◆ **Task details**
Copy out all the entries word for word.

**** Task input ****

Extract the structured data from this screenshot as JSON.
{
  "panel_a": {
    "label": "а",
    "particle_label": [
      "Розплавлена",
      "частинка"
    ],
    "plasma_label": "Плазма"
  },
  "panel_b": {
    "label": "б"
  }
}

****

◆ **Completed exercise**
Extract the structured data from this screenshot as JSON.
{
  "panel_a": {
    "label": "а",
    "particle_label": [
      "Розплавлена",
      "частинка"
    ],
    "plasma_label": "Плазма"
  },
  "panel_b": {
    "label": "б"
  }
}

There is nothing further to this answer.